## [YOUR INSTRUCTIONS]
Reproduce each line bearing the word "with".

□ □ □ □ □ □ □

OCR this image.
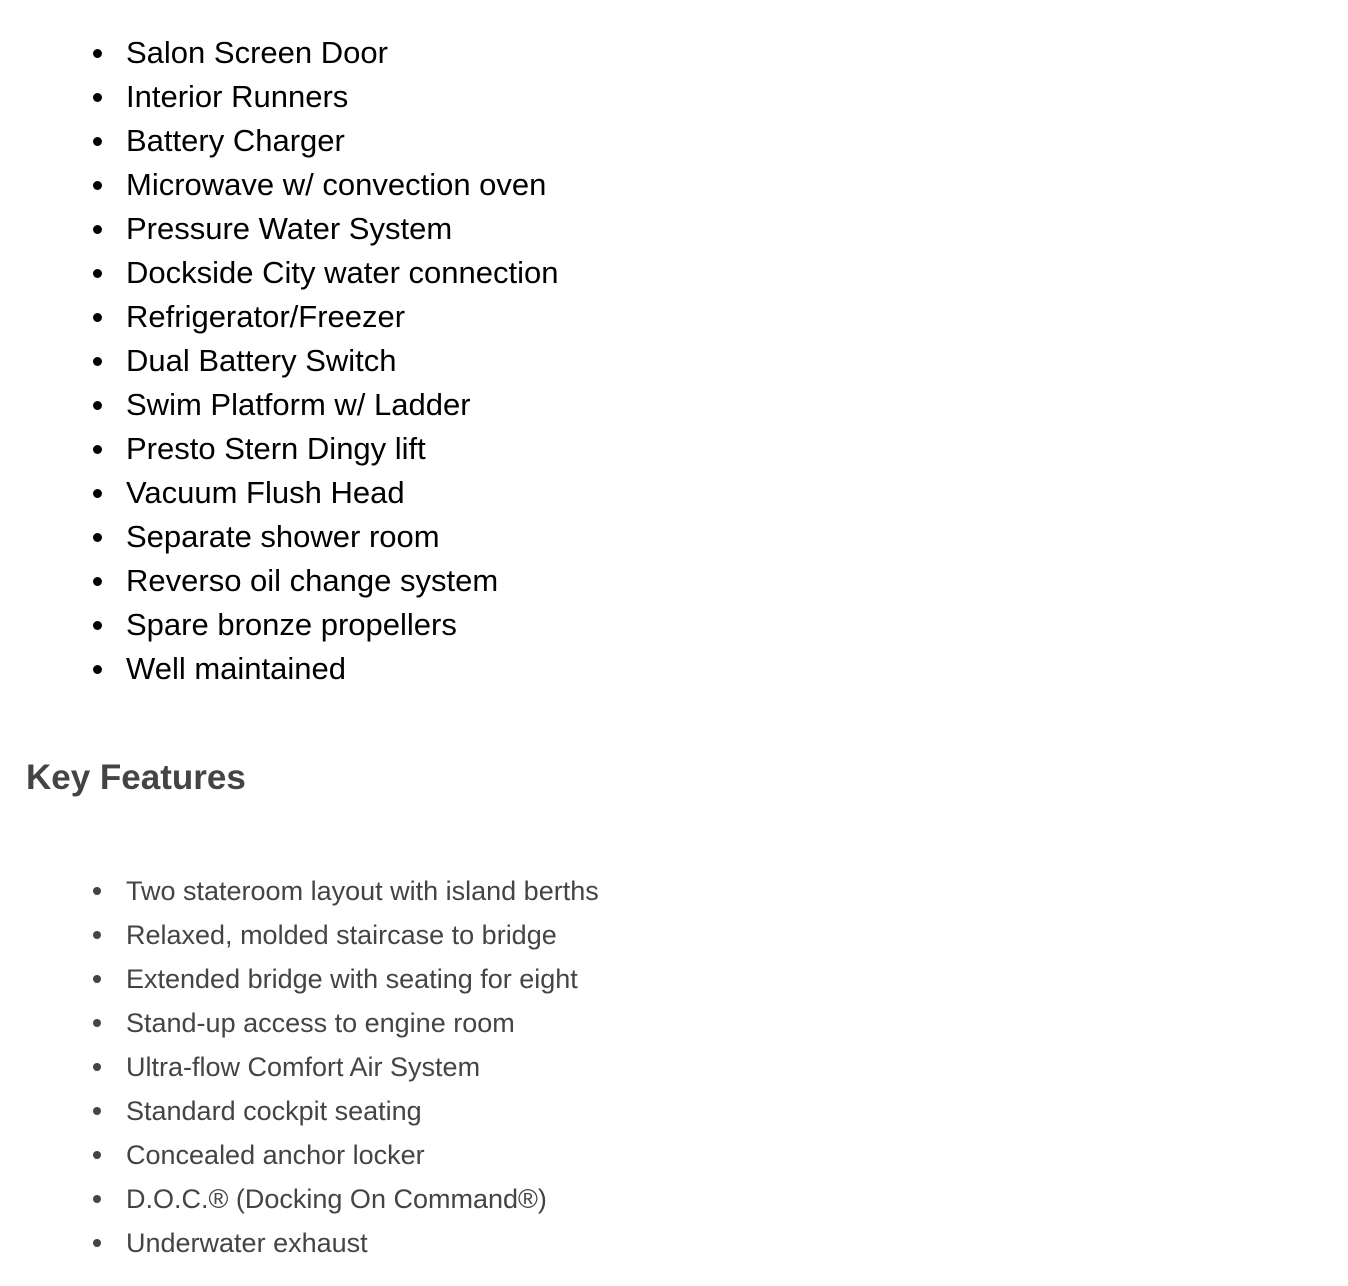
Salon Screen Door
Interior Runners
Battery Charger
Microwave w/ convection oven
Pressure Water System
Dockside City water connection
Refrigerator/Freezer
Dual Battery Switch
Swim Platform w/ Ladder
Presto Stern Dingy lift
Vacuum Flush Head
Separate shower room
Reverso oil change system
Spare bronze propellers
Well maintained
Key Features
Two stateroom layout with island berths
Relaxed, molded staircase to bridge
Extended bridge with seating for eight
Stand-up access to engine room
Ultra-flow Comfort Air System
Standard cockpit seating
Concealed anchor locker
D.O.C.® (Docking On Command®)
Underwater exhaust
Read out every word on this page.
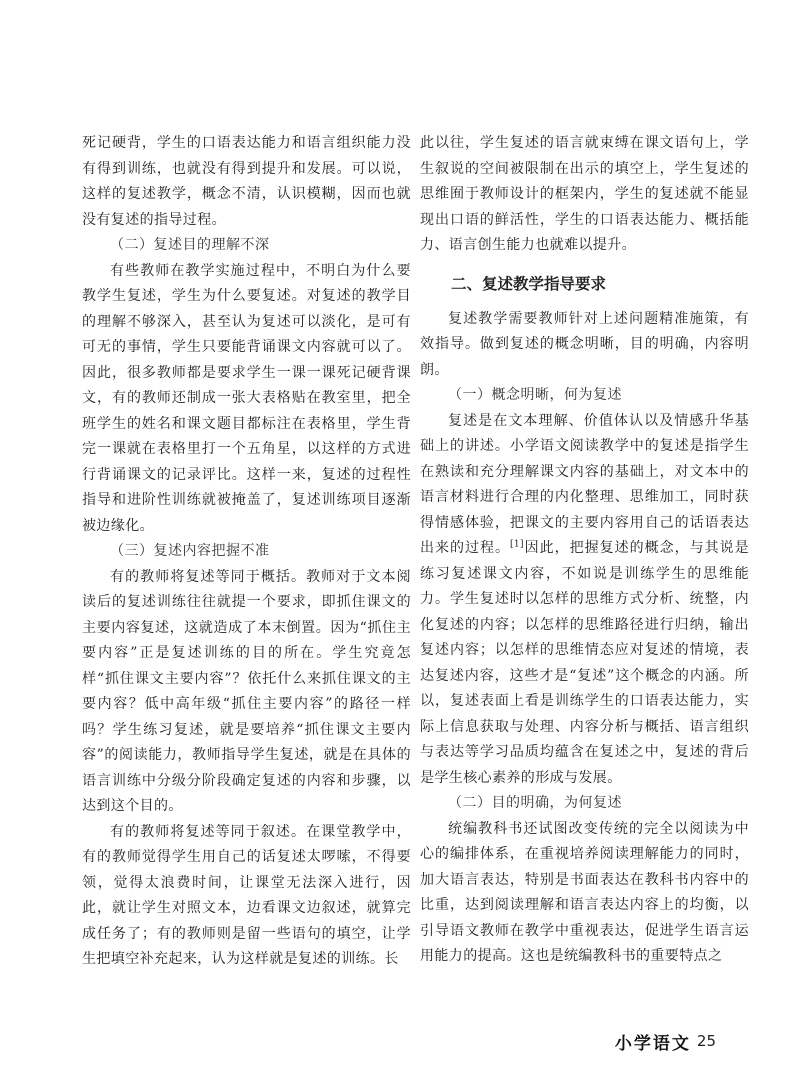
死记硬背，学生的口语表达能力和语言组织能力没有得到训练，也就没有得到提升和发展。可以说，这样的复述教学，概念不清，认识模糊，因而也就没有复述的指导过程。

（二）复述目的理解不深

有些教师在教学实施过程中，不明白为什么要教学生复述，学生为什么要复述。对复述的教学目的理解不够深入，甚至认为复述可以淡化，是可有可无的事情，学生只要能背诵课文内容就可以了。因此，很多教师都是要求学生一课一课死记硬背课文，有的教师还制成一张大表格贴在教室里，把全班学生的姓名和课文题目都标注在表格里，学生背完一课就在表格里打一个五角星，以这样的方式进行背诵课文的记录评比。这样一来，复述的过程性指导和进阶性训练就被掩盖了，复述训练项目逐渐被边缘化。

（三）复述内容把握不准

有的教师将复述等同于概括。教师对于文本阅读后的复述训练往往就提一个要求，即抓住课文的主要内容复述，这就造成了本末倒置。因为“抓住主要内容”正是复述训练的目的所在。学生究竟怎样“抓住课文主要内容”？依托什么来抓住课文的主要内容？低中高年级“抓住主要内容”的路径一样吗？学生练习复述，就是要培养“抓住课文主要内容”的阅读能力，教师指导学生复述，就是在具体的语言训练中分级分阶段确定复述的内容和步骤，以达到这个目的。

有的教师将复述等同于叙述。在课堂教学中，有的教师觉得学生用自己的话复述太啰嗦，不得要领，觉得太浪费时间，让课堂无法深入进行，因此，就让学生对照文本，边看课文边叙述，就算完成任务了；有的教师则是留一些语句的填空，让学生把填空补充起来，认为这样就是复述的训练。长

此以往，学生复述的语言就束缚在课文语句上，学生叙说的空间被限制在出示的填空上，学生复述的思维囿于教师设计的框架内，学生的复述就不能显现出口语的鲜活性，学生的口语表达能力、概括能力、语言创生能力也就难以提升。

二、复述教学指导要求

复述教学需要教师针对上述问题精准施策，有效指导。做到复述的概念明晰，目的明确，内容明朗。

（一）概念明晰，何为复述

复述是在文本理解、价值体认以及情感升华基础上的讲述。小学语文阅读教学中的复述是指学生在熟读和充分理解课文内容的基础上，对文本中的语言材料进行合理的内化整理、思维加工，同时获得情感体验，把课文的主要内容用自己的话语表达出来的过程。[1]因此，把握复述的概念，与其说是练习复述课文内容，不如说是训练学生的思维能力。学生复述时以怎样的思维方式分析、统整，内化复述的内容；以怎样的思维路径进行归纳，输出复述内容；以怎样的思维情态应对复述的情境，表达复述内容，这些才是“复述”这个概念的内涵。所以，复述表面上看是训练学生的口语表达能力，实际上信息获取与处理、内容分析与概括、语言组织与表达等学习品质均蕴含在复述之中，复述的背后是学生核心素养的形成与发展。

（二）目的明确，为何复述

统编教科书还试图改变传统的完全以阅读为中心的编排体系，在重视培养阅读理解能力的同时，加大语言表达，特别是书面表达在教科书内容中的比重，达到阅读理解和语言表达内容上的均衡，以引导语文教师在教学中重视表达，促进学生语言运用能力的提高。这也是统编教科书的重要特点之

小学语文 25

□ □ □ □ □ □ □

## [OUTPUT OF THE EXERCISE]
Two stateroom layout with island berths
Extended bridge with seating for eight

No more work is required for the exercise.